(Data entries)

— Begin —

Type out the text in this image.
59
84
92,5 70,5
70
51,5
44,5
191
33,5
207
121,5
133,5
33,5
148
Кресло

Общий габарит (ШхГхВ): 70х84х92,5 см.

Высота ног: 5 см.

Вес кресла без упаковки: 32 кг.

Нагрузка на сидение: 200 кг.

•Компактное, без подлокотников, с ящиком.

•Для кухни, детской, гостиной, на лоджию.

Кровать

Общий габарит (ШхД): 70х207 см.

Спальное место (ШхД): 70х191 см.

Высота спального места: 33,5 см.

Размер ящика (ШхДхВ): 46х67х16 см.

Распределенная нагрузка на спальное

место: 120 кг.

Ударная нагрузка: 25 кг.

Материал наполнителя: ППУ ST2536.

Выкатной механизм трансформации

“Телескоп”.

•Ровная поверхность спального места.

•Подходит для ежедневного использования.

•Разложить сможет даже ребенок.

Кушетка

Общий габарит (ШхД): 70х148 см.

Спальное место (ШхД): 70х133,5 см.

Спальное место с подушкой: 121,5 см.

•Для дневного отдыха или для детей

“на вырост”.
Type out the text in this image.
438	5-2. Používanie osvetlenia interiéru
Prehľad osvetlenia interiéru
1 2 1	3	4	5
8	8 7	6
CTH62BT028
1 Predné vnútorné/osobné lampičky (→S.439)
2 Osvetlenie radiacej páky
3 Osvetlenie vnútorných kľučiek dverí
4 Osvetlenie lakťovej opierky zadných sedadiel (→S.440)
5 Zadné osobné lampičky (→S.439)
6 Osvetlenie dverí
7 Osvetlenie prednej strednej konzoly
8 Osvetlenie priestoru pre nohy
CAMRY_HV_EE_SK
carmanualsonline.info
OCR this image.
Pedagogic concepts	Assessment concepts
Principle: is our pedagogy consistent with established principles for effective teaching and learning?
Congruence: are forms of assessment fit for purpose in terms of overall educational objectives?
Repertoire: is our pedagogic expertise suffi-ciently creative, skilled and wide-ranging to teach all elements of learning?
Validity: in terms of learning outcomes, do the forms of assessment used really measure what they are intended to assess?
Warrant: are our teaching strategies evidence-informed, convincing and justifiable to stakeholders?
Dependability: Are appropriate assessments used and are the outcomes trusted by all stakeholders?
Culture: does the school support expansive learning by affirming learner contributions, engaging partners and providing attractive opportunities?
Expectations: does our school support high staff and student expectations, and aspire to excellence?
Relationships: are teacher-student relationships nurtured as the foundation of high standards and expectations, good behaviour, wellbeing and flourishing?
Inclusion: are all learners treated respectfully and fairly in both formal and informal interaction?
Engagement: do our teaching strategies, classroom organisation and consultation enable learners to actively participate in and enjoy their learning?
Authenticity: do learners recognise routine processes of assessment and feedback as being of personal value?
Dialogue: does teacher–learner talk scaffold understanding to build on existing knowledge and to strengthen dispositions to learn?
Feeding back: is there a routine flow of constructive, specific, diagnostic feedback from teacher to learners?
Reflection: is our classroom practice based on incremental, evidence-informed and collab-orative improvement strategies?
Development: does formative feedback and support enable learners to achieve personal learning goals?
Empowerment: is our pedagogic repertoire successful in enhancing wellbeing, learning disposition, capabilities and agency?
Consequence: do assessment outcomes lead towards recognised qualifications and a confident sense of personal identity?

— End —

Type out the full listing again, exactly as given.

Type out the text in this image.
59
84
92,5 70,5
70
51,5
44,5
191
33,5
207
121,5
133,5
33,5
148
Кресло

Общий габарит (ШхГхВ): 70х84х92,5 см.

Высота ног: 5 см.

Вес кресла без упаковки: 32 кг.

Нагрузка на сидение: 200 кг.

•Компактное, без подлокотников, с ящиком.

•Для кухни, детской, гостиной, на лоджию.

Кровать

Общий габарит (ШхД): 70х207 см.

Спальное место (ШхД): 70х191 см.

Высота спального места: 33,5 см.

Размер ящика (ШхДхВ): 46х67х16 см.

Распределенная нагрузка на спальное

место: 120 кг.

Ударная нагрузка: 25 кг.

Материал наполнителя: ППУ ST2536.

Выкатной механизм трансформации

“Телескоп”.

•Ровная поверхность спального места.

•Подходит для ежедневного использования.

•Разложить сможет даже ребенок.

Кушетка

Общий габарит (ШхД): 70х148 см.

Спальное место (ШхД): 70х133,5 см.

Спальное место с подушкой: 121,5 см.

•Для дневного отдыха или для детей

“на вырост”.
Type out the text in this image.
438	5-2. Používanie osvetlenia interiéru
Prehľad osvetlenia interiéru
1 2 1	3	4	5
8	8 7	6
CTH62BT028
1 Predné vnútorné/osobné lampičky (→S.439)
2 Osvetlenie radiacej páky
3 Osvetlenie vnútorných kľučiek dverí
4 Osvetlenie lakťovej opierky zadných sedadiel (→S.440)
5 Zadné osobné lampičky (→S.439)
6 Osvetlenie dverí
7 Osvetlenie prednej strednej konzoly
8 Osvetlenie priestoru pre nohy
CAMRY_HV_EE_SK
carmanualsonline.info
OCR this image.
Pedagogic concepts	Assessment concepts
Principle: is our pedagogy consistent with established principles for effective teaching and learning?
Congruence: are forms of assessment fit for purpose in terms of overall educational objectives?
Repertoire: is our pedagogic expertise suffi-ciently creative, skilled and wide-ranging to teach all elements of learning?
Validity: in terms of learning outcomes, do the forms of assessment used really measure what they are intended to assess?
Warrant: are our teaching strategies evidence-informed, convincing and justifiable to stakeholders?
Dependability: Are appropriate assessments used and are the outcomes trusted by all stakeholders?
Culture: does the school support expansive learning by affirming learner contributions, engaging partners and providing attractive opportunities?
Expectations: does our school support high staff and student expectations, and aspire to excellence?
Relationships: are teacher-student relationships nurtured as the foundation of high standards and expectations, good behaviour, wellbeing and flourishing?
Inclusion: are all learners treated respectfully and fairly in both formal and informal interaction?
Engagement: do our teaching strategies, classroom organisation and consultation enable learners to actively participate in and enjoy their learning?
Authenticity: do learners recognise routine processes of assessment and feedback as being of personal value?
Dialogue: does teacher–learner talk scaffold understanding to build on existing knowledge and to strengthen dispositions to learn?
Feeding back: is there a routine flow of constructive, specific, diagnostic feedback from teacher to learners?
Reflection: is our classroom practice based on incremental, evidence-informed and collab-orative improvement strategies?
Development: does formative feedback and support enable learners to achieve personal learning goals?
Empowerment: is our pedagogic repertoire successful in enhancing wellbeing, learning disposition, capabilities and agency?
Consequence: do assessment outcomes lead towards recognised qualifications and a confident sense of personal identity?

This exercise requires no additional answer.